» **SHORT PROBLEM**: Pull out from the material below all lines with "предметы".

>> begin SUPPLIED RECORDS

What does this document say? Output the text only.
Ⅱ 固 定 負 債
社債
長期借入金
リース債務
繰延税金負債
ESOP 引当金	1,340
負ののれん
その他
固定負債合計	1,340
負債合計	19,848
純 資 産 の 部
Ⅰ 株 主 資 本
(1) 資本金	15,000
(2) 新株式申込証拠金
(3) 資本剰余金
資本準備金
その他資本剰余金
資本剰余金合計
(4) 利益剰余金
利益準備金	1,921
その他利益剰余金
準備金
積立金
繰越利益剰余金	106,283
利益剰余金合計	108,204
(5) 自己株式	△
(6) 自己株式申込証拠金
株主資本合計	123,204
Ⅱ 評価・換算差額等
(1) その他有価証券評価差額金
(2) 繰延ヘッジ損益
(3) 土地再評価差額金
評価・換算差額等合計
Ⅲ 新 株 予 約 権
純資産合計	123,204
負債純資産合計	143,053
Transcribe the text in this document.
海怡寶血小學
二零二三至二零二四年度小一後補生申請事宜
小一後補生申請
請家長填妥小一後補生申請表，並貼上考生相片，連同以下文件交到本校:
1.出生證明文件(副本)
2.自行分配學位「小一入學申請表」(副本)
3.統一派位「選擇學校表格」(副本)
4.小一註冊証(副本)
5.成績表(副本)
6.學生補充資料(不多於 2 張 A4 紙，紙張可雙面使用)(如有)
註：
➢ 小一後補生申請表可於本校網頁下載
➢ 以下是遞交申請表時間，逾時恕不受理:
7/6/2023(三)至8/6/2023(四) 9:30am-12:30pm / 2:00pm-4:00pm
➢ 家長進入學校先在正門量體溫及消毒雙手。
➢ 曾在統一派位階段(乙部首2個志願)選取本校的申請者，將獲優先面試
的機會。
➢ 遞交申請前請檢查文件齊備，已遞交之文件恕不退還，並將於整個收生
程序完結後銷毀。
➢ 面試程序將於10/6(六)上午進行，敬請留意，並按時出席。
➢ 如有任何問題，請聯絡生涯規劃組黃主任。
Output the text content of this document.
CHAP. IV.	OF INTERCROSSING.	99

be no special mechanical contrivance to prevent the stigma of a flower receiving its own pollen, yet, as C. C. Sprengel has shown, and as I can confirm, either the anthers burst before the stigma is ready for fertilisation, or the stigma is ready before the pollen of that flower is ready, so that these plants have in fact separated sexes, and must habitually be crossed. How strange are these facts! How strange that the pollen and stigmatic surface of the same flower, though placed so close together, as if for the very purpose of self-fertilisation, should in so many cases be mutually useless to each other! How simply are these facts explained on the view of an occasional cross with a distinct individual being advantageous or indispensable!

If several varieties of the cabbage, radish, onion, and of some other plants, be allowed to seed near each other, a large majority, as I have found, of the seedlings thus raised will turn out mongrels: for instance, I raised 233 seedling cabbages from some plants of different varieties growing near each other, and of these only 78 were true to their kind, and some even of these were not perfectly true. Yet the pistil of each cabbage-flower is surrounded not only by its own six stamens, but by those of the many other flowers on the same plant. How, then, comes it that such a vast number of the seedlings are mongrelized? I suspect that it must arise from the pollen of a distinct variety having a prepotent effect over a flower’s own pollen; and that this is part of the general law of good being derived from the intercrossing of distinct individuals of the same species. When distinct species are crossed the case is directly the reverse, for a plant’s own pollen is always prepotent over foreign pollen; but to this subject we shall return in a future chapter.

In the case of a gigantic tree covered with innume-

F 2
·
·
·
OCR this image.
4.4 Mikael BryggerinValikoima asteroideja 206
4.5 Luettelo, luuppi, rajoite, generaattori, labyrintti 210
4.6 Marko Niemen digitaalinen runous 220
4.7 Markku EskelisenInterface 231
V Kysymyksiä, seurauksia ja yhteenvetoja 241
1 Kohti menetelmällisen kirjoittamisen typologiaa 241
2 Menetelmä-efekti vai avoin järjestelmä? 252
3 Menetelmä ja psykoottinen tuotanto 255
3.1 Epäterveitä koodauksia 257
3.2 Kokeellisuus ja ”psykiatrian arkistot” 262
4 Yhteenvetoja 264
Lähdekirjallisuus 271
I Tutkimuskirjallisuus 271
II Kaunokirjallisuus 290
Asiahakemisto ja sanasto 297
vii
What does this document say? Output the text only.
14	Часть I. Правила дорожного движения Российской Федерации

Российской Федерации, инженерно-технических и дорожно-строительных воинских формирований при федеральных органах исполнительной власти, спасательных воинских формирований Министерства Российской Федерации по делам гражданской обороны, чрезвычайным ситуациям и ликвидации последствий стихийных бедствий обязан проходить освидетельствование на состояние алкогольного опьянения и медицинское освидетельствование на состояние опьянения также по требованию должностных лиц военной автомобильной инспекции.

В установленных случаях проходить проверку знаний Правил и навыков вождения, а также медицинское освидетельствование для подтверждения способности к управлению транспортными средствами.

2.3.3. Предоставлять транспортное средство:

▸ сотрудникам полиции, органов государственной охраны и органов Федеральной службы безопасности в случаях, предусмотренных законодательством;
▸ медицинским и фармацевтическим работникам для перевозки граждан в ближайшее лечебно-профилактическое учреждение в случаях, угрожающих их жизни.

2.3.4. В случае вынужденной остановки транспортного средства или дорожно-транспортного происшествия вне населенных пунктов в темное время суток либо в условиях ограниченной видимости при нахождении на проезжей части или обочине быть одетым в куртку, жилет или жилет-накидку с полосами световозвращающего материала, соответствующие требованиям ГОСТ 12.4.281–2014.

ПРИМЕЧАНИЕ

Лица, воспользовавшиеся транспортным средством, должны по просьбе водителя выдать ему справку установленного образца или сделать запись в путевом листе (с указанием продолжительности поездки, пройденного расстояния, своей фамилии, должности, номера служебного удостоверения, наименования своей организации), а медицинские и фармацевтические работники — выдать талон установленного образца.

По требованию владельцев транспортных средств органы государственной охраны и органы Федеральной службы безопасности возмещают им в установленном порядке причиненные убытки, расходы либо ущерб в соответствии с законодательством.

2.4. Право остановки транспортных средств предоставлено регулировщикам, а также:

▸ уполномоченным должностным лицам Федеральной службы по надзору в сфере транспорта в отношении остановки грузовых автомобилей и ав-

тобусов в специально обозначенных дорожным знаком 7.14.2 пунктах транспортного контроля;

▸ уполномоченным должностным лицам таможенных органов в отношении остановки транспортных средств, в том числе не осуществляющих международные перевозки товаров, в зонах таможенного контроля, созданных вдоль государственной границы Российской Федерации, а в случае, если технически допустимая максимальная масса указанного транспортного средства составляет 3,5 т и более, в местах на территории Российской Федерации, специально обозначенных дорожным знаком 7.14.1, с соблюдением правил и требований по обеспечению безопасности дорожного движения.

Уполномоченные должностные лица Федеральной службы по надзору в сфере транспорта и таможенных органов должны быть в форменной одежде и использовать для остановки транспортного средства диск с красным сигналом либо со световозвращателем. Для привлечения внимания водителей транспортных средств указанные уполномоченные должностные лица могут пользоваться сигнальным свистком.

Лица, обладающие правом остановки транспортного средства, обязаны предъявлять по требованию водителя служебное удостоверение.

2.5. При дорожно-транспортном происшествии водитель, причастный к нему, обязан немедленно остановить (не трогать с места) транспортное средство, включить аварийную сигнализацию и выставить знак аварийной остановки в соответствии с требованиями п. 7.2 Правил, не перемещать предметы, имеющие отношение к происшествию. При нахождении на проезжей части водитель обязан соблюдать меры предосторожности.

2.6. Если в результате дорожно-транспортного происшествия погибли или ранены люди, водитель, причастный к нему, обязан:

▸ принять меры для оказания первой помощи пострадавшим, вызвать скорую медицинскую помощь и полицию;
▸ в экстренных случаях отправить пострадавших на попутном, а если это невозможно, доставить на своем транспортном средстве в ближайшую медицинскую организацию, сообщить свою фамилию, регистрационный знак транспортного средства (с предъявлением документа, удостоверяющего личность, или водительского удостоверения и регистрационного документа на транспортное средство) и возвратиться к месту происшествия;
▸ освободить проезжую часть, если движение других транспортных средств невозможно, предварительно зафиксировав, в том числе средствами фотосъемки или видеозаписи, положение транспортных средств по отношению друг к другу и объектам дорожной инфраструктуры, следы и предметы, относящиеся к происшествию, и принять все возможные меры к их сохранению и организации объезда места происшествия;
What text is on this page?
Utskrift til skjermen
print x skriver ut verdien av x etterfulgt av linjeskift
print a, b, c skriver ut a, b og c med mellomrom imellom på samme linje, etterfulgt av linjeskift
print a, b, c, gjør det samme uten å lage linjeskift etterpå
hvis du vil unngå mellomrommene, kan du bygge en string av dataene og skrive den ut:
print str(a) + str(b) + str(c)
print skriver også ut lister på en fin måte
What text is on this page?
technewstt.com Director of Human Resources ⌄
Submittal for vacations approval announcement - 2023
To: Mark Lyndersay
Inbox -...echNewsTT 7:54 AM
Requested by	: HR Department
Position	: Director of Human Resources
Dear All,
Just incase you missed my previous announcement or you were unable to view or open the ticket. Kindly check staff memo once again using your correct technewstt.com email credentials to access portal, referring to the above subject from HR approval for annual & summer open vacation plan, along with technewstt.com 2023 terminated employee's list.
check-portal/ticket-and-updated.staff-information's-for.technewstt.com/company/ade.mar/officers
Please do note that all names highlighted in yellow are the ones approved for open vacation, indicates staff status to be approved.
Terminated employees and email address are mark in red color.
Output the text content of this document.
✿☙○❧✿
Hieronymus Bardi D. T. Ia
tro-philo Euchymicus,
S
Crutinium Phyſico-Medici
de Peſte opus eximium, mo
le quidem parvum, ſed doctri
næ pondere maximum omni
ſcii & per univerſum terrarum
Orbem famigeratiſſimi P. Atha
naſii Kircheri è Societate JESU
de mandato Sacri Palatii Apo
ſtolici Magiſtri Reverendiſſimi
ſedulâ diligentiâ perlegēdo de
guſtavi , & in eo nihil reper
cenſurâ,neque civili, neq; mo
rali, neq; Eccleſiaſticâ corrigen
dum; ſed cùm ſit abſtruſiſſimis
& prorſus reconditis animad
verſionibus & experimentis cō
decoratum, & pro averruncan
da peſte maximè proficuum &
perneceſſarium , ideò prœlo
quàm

>> end SUPPLIED RECORDS

» **TASK OUTPUT**:
2.5. При дорожно-транспортном происшествии водитель, причастный к нему, обязан немедленно остановить (не трогать с места) транспортное средство, включить аварийную сигнализацию и выставить знак аварийной остановки в соответствии с требованиями п. 7.2 Правил, не перемещать предметы, имеющие отношение к происшествию. При нахождении на проезжей части водитель обязан соблюдать меры предосторожности.
▸ освободить проезжую часть, если движение других транспортных средств невозможно, предварительно зафиксировав, в том числе средствами фотосъемки или видеозаписи, положение транспортных средств по отношению друг к другу и объектам дорожной инфраструктуры, следы и предметы, относящиеся к происшествию, и принять все возможные меры к их сохранению и организации объезда места происшествия;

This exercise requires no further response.